**Passage shown**
====
Village in Essex, England

Broomfield is a suburban village and civil parish in the Chelmsford district of Essex, England, lying on the northern edge of the city's built up area. It is the site of a major Accident & Emergency hospital. There are two public houses as well as primary and secondary schools and sports clubs. At the 2021 census the parish had a population of 6,756.

The village was struck by an F1/T2 tornado on 23 November 1981, as part of the record-breaking nationwide tornado outbreak on that day.

==Local amenities==
Broomfield Hospital is one of the largest in the East of England. It is a national specialist centre for Plastics and Burns treatment. It also is a specialist clinic for the diagnosis and treatment of complex Ear, Nose and Throat cases.

There are two sports clubs - Broomfield F.C. and Broomfield Cricket Club. Broomfield Football Club was established in 1905. The club still plays on its ground in Mill Lane, Broomfield

The charity Green Zone Community Climate Action began in the village.

===Schools===
Broomfield Primary School is a primary school located on School Lane.

Chelmer Valley High School is a secondary school situated next to the hospital.

===Transport===
Several First Essex bus routes run between Broomfield and Chelmsford city centre.

==Religious sites==
The local church is St Mary with St Leonard, on Church Green. It has a round tower, which is unusual for an Essex church. It is part of Chelmsford North Deanery.
There is also a Methodist church, at 124 Main Road.

==Saxon princely tomb==
Broomfield has an important Anglo-Saxon burial site which was discovered by workmen in 1888, after which there was a partial excavation. A more complete excavation was later made by CH Reid. Finds include weapons, gold ornaments and domestic items such as glassware, cups and buckets. The finds are now in the British Museum. The burial has been compared with Taplow and Sutton Hoo.
====
**Required action 1**
From the Broomfield village text, extract everything from "Broomfield is a" down to "on that day.".
**Required action 2**
Answer these questions from the Broomfield village text:
(a) What was the parish's population at the 2021 census?
(b) In what year was Broomfield Football Club established?
(c) Where are the finds from the Anglo-Saxon burial site now kept?

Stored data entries
====
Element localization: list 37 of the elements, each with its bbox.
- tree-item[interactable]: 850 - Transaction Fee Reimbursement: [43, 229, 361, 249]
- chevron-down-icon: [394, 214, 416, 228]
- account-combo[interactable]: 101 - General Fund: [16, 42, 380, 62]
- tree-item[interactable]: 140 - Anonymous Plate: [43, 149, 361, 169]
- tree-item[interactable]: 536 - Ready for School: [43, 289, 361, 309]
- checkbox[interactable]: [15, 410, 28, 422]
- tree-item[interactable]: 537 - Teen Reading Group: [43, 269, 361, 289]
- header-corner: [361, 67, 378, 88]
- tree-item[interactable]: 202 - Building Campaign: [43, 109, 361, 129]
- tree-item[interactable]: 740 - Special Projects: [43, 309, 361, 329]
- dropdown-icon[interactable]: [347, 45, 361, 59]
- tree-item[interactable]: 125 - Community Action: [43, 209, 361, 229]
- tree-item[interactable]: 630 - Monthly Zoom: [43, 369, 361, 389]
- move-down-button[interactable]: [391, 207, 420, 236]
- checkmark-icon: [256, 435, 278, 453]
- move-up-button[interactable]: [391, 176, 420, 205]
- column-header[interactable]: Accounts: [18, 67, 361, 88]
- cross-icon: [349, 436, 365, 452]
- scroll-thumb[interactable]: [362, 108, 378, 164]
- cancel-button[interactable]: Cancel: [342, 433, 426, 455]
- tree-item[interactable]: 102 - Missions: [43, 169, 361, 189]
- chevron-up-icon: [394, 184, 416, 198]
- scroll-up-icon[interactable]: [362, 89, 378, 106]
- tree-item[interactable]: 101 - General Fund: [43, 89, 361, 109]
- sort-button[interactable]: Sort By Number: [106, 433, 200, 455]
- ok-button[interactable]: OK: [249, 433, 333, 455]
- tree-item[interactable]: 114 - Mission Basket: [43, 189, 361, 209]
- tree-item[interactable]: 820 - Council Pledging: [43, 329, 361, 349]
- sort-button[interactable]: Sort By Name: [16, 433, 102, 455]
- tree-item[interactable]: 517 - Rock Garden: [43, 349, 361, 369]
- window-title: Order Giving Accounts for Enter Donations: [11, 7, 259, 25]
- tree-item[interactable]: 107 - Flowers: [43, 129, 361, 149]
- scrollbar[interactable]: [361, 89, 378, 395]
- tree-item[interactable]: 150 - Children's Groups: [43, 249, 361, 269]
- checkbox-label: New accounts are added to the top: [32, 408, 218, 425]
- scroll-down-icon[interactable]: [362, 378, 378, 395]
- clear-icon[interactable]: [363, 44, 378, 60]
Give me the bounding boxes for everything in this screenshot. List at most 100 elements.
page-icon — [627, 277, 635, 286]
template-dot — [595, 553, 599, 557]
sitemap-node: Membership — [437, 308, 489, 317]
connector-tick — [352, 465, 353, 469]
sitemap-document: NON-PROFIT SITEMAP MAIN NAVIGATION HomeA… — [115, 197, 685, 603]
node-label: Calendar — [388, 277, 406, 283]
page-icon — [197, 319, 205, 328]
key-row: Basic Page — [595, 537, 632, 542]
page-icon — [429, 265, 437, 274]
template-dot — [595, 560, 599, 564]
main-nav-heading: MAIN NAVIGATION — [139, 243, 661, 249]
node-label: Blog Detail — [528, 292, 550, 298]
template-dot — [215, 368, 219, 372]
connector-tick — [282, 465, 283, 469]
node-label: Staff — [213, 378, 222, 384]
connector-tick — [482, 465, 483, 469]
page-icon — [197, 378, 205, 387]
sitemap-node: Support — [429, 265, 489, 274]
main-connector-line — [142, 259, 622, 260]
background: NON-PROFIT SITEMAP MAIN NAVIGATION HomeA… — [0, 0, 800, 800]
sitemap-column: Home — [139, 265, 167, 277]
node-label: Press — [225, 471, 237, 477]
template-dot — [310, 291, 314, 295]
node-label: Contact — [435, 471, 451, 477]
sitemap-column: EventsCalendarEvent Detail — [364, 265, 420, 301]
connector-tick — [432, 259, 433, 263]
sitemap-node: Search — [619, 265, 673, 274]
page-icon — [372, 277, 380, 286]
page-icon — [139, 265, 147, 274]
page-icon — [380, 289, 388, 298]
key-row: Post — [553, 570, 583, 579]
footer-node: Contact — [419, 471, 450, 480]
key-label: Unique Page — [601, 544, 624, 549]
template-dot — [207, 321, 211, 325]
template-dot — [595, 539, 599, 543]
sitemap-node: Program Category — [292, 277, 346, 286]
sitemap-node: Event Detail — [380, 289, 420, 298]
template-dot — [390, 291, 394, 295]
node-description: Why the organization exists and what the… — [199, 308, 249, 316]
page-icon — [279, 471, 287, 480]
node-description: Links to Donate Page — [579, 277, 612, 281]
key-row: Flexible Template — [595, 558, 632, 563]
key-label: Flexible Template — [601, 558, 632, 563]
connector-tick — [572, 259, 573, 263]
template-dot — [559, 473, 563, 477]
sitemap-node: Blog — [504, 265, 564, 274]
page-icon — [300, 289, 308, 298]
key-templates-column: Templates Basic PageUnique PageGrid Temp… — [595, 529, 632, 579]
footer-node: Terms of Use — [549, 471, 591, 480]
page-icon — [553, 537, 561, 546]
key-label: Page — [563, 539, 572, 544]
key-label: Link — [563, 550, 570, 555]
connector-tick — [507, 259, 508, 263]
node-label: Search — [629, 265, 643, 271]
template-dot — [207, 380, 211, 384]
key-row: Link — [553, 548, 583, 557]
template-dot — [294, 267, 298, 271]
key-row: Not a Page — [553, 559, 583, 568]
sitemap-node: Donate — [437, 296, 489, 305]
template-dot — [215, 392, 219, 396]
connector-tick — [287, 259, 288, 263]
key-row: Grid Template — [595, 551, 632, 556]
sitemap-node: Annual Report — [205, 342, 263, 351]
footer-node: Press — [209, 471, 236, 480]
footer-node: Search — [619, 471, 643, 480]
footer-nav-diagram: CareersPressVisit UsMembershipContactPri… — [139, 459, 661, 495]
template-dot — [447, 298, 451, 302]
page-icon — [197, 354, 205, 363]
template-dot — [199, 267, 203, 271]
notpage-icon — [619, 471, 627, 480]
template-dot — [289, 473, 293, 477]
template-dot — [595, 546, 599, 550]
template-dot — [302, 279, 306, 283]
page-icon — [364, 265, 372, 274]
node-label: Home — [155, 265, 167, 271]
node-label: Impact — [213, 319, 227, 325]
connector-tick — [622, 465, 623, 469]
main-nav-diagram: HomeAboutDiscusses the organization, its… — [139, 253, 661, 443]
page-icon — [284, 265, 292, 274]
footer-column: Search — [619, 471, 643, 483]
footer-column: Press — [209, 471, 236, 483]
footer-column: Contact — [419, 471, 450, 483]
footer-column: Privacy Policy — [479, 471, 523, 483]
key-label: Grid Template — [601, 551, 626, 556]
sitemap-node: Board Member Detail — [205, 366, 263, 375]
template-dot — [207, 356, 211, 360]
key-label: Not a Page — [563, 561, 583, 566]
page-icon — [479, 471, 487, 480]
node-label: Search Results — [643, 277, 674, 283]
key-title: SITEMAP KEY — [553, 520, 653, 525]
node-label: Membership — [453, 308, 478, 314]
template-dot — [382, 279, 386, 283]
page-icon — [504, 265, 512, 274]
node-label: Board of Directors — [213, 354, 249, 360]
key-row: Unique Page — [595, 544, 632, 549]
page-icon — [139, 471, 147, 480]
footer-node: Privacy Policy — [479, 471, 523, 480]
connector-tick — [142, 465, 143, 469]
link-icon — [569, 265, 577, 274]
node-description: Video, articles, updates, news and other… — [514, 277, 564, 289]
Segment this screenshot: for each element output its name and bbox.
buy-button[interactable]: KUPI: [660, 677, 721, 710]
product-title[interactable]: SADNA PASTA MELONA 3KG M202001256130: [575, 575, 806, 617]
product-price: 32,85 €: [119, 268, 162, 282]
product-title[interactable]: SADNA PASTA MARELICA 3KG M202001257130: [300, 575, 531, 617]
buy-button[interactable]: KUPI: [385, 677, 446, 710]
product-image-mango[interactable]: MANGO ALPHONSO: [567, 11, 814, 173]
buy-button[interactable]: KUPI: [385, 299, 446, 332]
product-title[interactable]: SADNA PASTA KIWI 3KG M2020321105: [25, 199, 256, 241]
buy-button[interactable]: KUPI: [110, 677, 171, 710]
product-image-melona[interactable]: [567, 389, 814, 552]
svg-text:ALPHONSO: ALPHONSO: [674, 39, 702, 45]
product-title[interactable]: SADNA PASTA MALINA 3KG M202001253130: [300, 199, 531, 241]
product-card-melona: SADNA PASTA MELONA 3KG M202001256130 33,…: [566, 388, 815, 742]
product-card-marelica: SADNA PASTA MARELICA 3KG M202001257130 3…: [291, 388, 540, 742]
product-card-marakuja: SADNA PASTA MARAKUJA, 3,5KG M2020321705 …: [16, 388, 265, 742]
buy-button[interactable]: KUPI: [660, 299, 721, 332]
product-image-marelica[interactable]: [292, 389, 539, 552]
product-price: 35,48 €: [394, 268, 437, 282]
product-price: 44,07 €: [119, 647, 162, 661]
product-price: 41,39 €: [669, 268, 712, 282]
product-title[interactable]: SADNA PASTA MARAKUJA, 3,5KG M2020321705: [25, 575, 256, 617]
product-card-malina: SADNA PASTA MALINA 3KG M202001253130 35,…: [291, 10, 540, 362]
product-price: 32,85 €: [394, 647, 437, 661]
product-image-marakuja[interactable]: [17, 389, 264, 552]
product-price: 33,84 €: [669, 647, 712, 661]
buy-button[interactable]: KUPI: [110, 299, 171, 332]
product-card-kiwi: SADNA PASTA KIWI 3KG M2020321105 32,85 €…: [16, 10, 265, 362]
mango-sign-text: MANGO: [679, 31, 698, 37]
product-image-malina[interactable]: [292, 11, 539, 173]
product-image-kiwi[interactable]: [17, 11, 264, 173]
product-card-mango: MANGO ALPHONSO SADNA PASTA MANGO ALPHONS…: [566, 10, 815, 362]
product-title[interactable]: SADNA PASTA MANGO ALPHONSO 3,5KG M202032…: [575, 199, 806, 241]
====
**Worked solution 1**
Broomfield is a suburban village and civil parish in the Chelmsford district of Essex, England, lying on the northern edge of the city's built up area. It is the site of a major Accident & Emergency hospital. There are two public houses as well as primary and secondary schools and sports clubs. At the 2021 census the parish had a population of 6,756.

The village was struck by an F1/T2 tornado on 23 November 1981, as part of the record-breaking nationwide tornado outbreak on that day.

**Worked solution 2**
(a) 6,756
(b) 1905
(c) The British Museum